Stored data:
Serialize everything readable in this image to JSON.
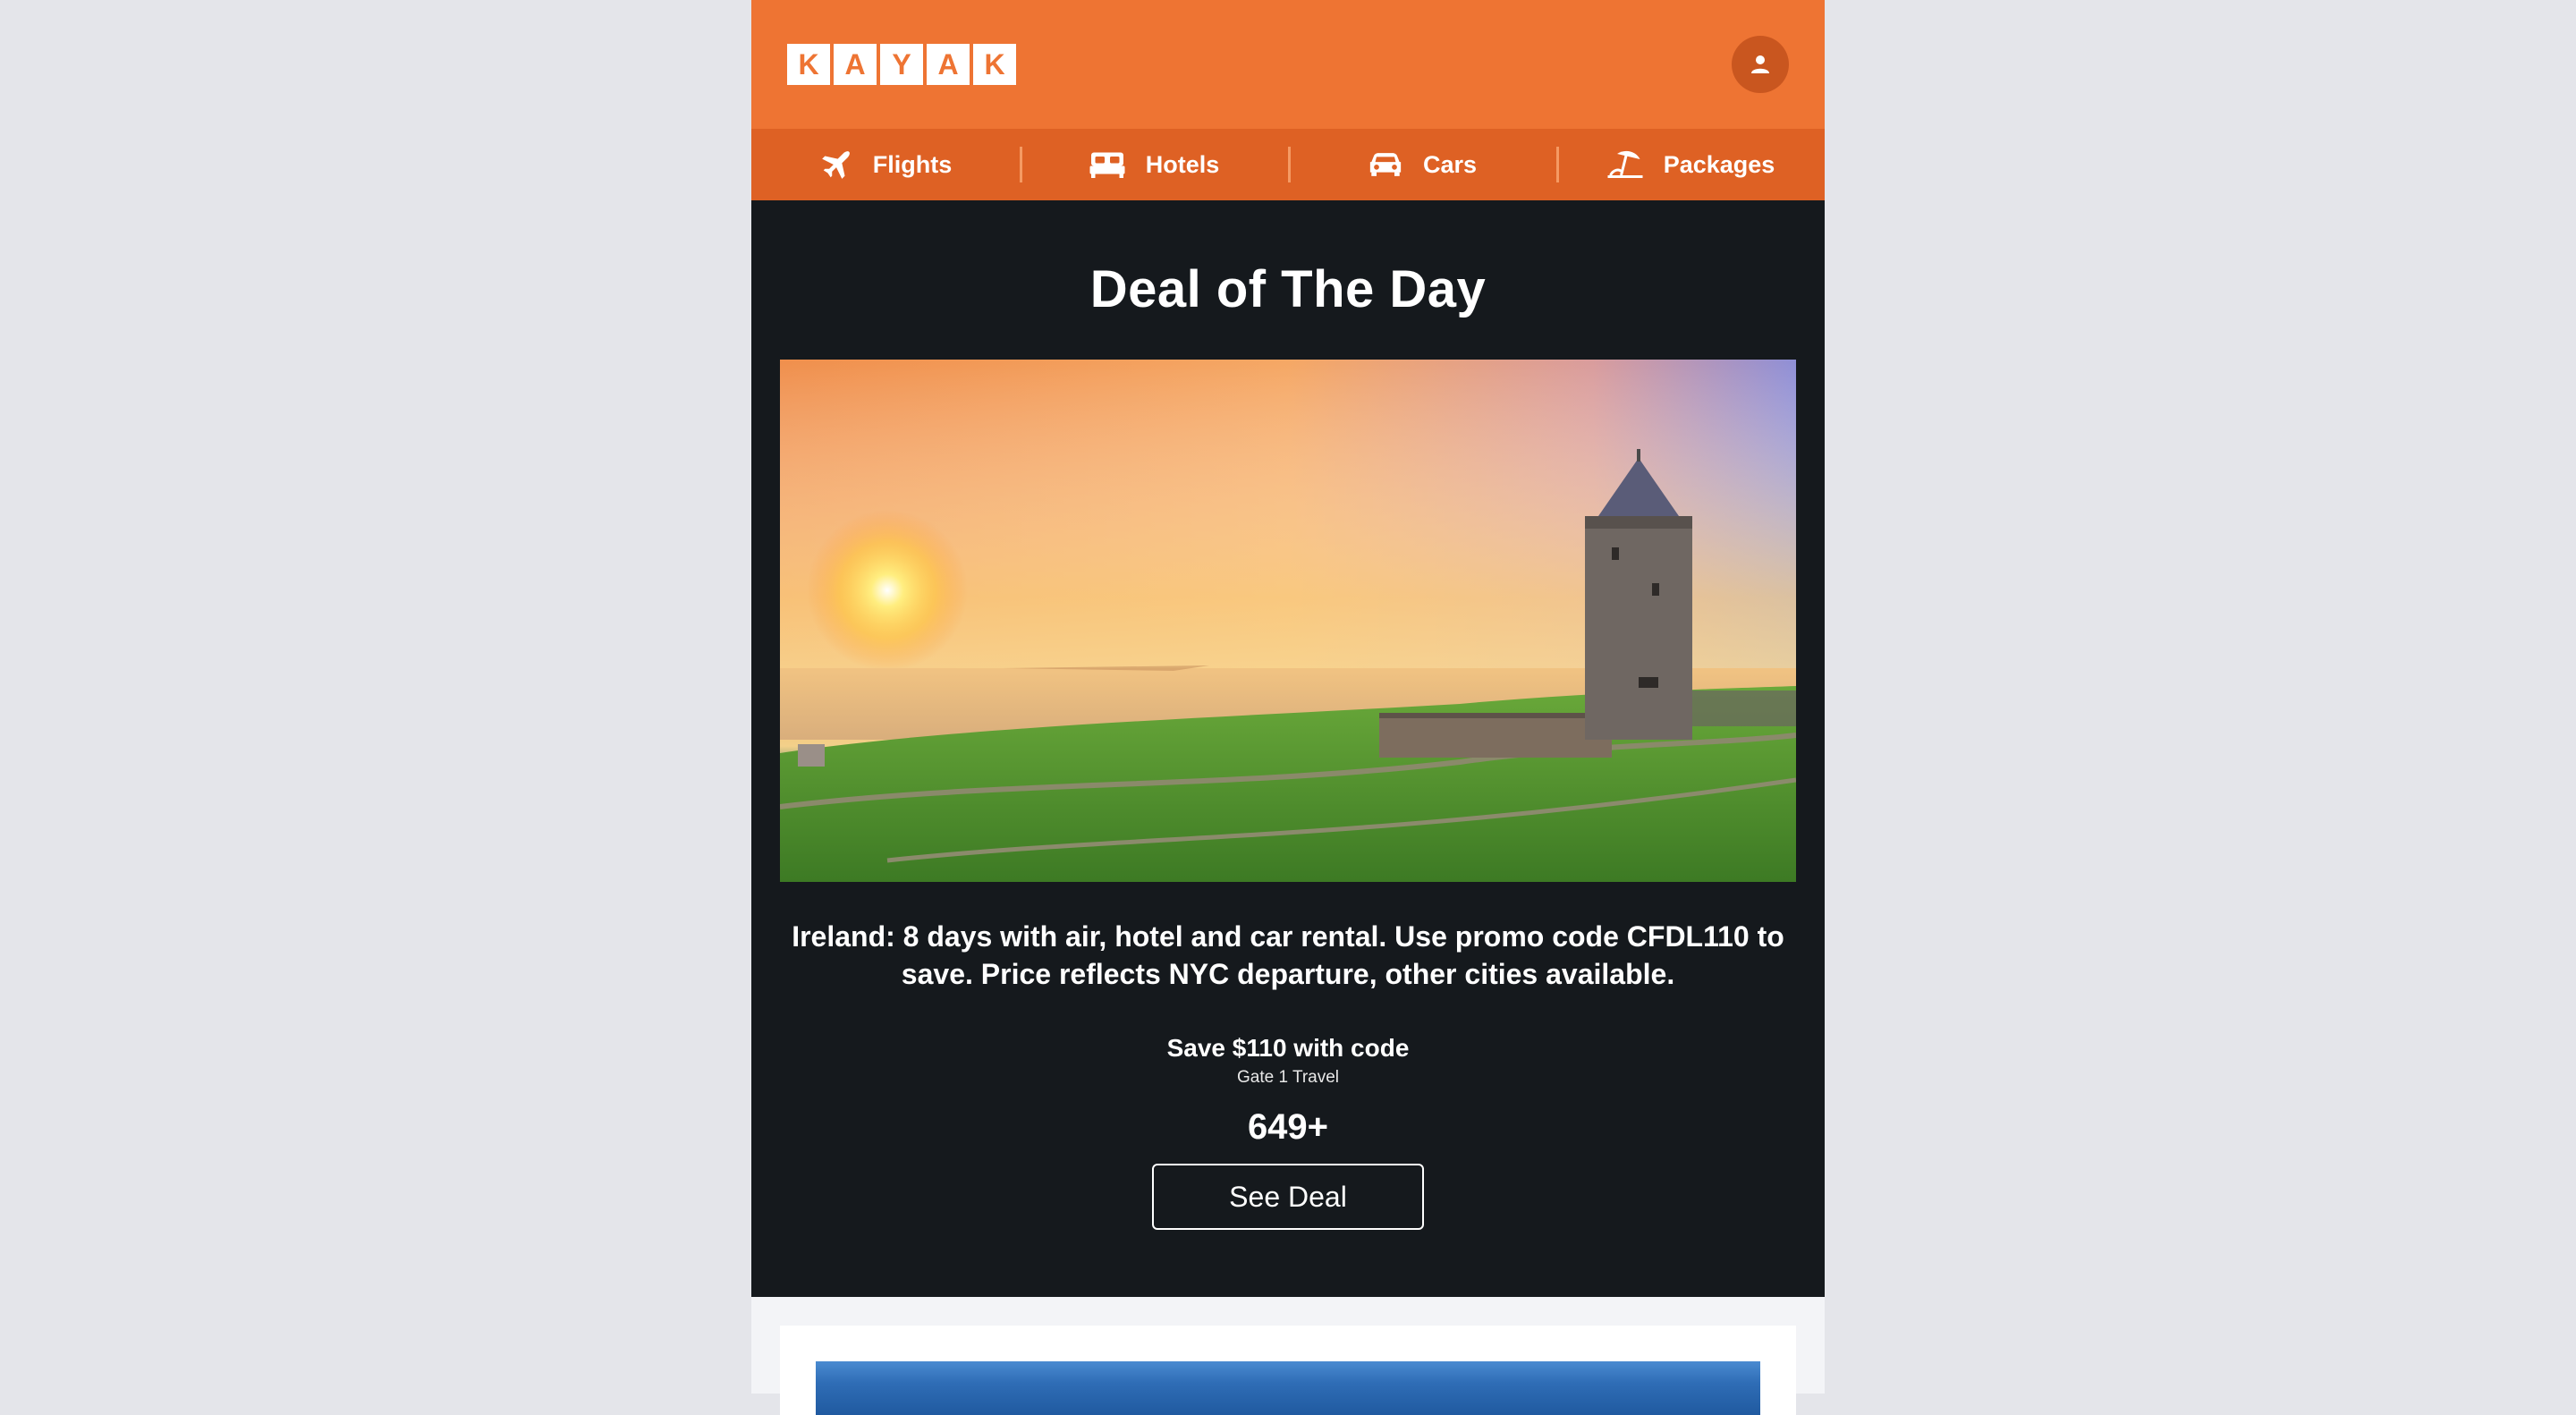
{
  "header": {
    "logo_letters": [
      "K",
      "A",
      "Y",
      "A",
      "K"
    ],
    "brand_color": "#ee7433",
    "account_icon": "user-icon"
  },
  "nav": {
    "items": [
      {
        "label": "Flights",
        "icon": "airplane-icon"
      },
      {
        "label": "Hotels",
        "icon": "bed-icon"
      },
      {
        "label": "Cars",
        "icon": "car-icon"
      },
      {
        "label": "Packages",
        "icon": "beach-umbrella-icon"
      }
    ]
  },
  "deal": {
    "title": "Deal of The Day",
    "image_alt": "castle-tower-sunset-coast",
    "description": "Ireland: 8 days with air, hotel and car rental. Use promo code CFDL110 to save. Price reflects NYC departure, other cities available.",
    "save_label": "Save $110 with code",
    "provider": "Gate 1 Travel",
    "price": "649+",
    "cta_label": "See Deal"
  }
}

§ **Exercise**
Output the records above exactly; leave out the pictures.

§ **Exercise response**
Serialize everything readable in this image to JSON.
{
  "header": {
    "logo_letters": [
      "K",
      "A",
      "Y",
      "A",
      "K"
    ],
    "brand_color": "#ee7433",
    "account_icon": "user-icon"
  },
  "nav": {
    "items": [
      {
        "label": "Flights",
        "icon": "airplane-icon"
      },
      {
        "label": "Hotels",
        "icon": "bed-icon"
      },
      {
        "label": "Cars",
        "icon": "car-icon"
      },
      {
        "label": "Packages",
        "icon": "beach-umbrella-icon"
      }
    ]
  },
  "deal": {
    "title": "Deal of The Day",
    "image_alt": "castle-tower-sunset-coast",
    "description": "Ireland: 8 days with air, hotel and car rental. Use promo code CFDL110 to save. Price reflects NYC departure, other cities available.",
    "save_label": "Save $110 with code",
    "provider": "Gate 1 Travel",
    "price": "649+",
    "cta_label": "See Deal"
  }
}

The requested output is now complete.